* [Aim]:
Repeat the listing in full, exactly as it stands.

** start of Source material **

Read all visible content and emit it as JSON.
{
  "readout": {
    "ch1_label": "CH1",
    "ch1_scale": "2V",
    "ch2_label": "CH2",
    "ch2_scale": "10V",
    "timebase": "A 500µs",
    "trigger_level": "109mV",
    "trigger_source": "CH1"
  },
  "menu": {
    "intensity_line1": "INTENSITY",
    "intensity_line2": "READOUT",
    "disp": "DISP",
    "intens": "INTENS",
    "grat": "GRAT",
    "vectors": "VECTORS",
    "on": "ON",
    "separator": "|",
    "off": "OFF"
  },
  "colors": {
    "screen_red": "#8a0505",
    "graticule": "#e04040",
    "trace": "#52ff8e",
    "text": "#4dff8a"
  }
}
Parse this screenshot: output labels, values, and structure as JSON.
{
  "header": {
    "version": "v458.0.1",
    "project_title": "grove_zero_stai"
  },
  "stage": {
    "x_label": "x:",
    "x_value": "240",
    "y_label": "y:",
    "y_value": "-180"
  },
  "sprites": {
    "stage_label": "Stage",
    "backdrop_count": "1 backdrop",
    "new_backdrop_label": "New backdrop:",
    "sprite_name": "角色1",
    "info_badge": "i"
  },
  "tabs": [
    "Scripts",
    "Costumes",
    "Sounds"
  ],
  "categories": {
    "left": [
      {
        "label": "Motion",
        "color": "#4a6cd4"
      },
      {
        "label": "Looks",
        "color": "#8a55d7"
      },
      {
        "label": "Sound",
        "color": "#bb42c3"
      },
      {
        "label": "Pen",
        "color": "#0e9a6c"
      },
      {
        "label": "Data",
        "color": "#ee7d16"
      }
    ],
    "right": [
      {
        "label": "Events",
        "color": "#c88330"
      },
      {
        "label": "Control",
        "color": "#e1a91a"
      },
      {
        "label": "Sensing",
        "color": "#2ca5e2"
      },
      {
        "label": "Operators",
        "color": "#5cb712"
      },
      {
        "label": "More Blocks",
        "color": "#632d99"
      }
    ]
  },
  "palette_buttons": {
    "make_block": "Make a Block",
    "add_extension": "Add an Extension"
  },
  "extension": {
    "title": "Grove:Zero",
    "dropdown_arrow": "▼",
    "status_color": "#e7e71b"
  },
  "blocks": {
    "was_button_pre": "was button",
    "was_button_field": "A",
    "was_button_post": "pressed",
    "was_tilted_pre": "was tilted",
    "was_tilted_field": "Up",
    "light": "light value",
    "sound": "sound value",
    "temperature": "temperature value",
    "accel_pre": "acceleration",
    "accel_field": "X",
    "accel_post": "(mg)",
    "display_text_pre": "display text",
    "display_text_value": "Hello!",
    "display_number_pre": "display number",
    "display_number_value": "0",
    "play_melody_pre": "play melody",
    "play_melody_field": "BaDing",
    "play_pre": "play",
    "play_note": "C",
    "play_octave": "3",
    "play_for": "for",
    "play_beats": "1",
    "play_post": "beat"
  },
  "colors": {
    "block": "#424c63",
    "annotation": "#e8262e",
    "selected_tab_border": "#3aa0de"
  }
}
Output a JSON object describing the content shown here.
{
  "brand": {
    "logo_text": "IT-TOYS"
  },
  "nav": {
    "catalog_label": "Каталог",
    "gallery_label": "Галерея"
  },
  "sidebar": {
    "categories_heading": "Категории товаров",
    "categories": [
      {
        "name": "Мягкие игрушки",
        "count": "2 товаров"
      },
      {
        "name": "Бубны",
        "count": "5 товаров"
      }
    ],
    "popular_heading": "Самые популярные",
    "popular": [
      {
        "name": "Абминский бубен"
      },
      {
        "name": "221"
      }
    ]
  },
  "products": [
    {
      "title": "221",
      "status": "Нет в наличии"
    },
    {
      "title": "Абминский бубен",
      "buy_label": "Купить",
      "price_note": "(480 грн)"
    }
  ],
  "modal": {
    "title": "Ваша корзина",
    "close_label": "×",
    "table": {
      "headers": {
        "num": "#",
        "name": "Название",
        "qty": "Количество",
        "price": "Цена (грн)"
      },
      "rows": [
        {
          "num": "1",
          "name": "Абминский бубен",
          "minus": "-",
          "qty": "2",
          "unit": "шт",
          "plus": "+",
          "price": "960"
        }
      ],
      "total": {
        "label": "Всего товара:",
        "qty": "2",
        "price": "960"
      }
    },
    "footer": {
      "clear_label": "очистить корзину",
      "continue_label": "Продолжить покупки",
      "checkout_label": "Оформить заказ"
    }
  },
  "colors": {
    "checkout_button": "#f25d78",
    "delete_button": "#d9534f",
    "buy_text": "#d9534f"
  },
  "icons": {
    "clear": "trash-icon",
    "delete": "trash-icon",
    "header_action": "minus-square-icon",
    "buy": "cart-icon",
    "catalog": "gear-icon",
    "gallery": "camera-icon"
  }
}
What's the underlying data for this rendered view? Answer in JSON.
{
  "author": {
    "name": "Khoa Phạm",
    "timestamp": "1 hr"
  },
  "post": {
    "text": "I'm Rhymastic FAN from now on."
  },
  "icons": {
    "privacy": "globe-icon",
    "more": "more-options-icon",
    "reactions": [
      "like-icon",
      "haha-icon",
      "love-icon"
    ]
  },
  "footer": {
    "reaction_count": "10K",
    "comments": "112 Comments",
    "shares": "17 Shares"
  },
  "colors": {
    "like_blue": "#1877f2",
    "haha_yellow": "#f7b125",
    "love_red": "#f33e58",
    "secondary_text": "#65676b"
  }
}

** end of Source material **

* [The result]:
Read all visible content and emit it as JSON.
{
  "readout": {
    "ch1_label": "CH1",
    "ch1_scale": "2V",
    "ch2_label": "CH2",
    "ch2_scale": "10V",
    "timebase": "A 500µs",
    "trigger_level": "109mV",
    "trigger_source": "CH1"
  },
  "menu": {
    "intensity_line1": "INTENSITY",
    "intensity_line2": "READOUT",
    "disp": "DISP",
    "intens": "INTENS",
    "grat": "GRAT",
    "vectors": "VECTORS",
    "on": "ON",
    "separator": "|",
    "off": "OFF"
  },
  "colors": {
    "screen_red": "#8a0505",
    "graticule": "#e04040",
    "trace": "#52ff8e",
    "text": "#4dff8a"
  }
}
Parse this screenshot: output labels, values, and structure as JSON.
{
  "header": {
    "version": "v458.0.1",
    "project_title": "grove_zero_stai"
  },
  "stage": {
    "x_label": "x:",
    "x_value": "240",
    "y_label": "y:",
    "y_value": "-180"
  },
  "sprites": {
    "stage_label": "Stage",
    "backdrop_count": "1 backdrop",
    "new_backdrop_label": "New backdrop:",
    "sprite_name": "角色1",
    "info_badge": "i"
  },
  "tabs": [
    "Scripts",
    "Costumes",
    "Sounds"
  ],
  "categories": {
    "left": [
      {
        "label": "Motion",
        "color": "#4a6cd4"
      },
      {
        "label": "Looks",
        "color": "#8a55d7"
      },
      {
        "label": "Sound",
        "color": "#bb42c3"
      },
      {
        "label": "Pen",
        "color": "#0e9a6c"
      },
      {
        "label": "Data",
        "color": "#ee7d16"
      }
    ],
    "right": [
      {
        "label": "Events",
        "color": "#c88330"
      },
      {
        "label": "Control",
        "color": "#e1a91a"
      },
      {
        "label": "Sensing",
        "color": "#2ca5e2"
      },
      {
        "label": "Operators",
        "color": "#5cb712"
      },
      {
        "label": "More Blocks",
        "color": "#632d99"
      }
    ]
  },
  "palette_buttons": {
    "make_block": "Make a Block",
    "add_extension": "Add an Extension"
  },
  "extension": {
    "title": "Grove:Zero",
    "dropdown_arrow": "▼",
    "status_color": "#e7e71b"
  },
  "blocks": {
    "was_button_pre": "was button",
    "was_button_field": "A",
    "was_button_post": "pressed",
    "was_tilted_pre": "was tilted",
    "was_tilted_field": "Up",
    "light": "light value",
    "sound": "sound value",
    "temperature": "temperature value",
    "accel_pre": "acceleration",
    "accel_field": "X",
    "accel_post": "(mg)",
    "display_text_pre": "display text",
    "display_text_value": "Hello!",
    "display_number_pre": "display number",
    "display_number_value": "0",
    "play_melody_pre": "play melody",
    "play_melody_field": "BaDing",
    "play_pre": "play",
    "play_note": "C",
    "play_octave": "3",
    "play_for": "for",
    "play_beats": "1",
    "play_post": "beat"
  },
  "colors": {
    "block": "#424c63",
    "annotation": "#e8262e",
    "selected_tab_border": "#3aa0de"
  }
}
Output a JSON object describing the content shown here.
{
  "brand": {
    "logo_text": "IT-TOYS"
  },
  "nav": {
    "catalog_label": "Каталог",
    "gallery_label": "Галерея"
  },
  "sidebar": {
    "categories_heading": "Категории товаров",
    "categories": [
      {
        "name": "Мягкие игрушки",
        "count": "2 товаров"
      },
      {
        "name": "Бубны",
        "count": "5 товаров"
      }
    ],
    "popular_heading": "Самые популярные",
    "popular": [
      {
        "name": "Абминский бубен"
      },
      {
        "name": "221"
      }
    ]
  },
  "products": [
    {
      "title": "221",
      "status": "Нет в наличии"
    },
    {
      "title": "Абминский бубен",
      "buy_label": "Купить",
      "price_note": "(480 грн)"
    }
  ],
  "modal": {
    "title": "Ваша корзина",
    "close_label": "×",
    "table": {
      "headers": {
        "num": "#",
        "name": "Название",
        "qty": "Количество",
        "price": "Цена (грн)"
      },
      "rows": [
        {
          "num": "1",
          "name": "Абминский бубен",
          "minus": "-",
          "qty": "2",
          "unit": "шт",
          "plus": "+",
          "price": "960"
        }
      ],
      "total": {
        "label": "Всего товара:",
        "qty": "2",
        "price": "960"
      }
    },
    "footer": {
      "clear_label": "очистить корзину",
      "continue_label": "Продолжить покупки",
      "checkout_label": "Оформить заказ"
    }
  },
  "colors": {
    "checkout_button": "#f25d78",
    "delete_button": "#d9534f",
    "buy_text": "#d9534f"
  },
  "icons": {
    "clear": "trash-icon",
    "delete": "trash-icon",
    "header_action": "minus-square-icon",
    "buy": "cart-icon",
    "catalog": "gear-icon",
    "gallery": "camera-icon"
  }
}
What's the underlying data for this rendered view? Answer in JSON.
{
  "author": {
    "name": "Khoa Phạm",
    "timestamp": "1 hr"
  },
  "post": {
    "text": "I'm Rhymastic FAN from now on."
  },
  "icons": {
    "privacy": "globe-icon",
    "more": "more-options-icon",
    "reactions": [
      "like-icon",
      "haha-icon",
      "love-icon"
    ]
  },
  "footer": {
    "reaction_count": "10K",
    "comments": "112 Comments",
    "shares": "17 Shares"
  },
  "colors": {
    "like_blue": "#1877f2",
    "haha_yellow": "#f7b125",
    "love_red": "#f33e58",
    "secondary_text": "#65676b"
  }
}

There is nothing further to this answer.